*Stated problem*.
Every line with the string "возврата" should be gathered.

*Materials provided*.
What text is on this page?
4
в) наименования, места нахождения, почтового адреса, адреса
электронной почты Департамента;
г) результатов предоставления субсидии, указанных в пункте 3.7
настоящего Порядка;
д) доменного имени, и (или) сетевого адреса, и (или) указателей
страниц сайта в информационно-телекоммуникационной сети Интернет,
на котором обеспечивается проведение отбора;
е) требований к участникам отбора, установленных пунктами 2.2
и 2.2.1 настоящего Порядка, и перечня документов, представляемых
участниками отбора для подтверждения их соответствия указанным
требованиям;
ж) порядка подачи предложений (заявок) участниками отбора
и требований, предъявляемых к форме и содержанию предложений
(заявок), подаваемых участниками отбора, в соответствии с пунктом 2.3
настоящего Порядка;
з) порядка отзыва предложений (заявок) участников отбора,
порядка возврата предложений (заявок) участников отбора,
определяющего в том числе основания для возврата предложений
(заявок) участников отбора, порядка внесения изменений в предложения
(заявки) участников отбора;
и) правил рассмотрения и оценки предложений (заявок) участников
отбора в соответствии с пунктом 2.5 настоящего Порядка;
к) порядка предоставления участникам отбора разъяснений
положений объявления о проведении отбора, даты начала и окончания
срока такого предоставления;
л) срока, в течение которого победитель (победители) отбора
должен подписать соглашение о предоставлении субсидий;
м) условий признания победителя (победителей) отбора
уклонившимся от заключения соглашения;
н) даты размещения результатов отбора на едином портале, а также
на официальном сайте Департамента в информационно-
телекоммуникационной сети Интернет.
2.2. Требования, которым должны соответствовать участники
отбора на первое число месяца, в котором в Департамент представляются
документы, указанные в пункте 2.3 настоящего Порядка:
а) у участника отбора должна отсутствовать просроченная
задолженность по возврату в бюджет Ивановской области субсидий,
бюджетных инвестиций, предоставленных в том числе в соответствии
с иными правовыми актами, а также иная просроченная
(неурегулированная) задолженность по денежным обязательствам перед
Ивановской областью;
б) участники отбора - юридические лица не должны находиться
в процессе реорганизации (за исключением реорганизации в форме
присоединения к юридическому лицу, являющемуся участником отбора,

*Output for this exercise*.
порядка возврата предложений (заявок) участников отбора,
определяющего в том числе основания для возврата предложений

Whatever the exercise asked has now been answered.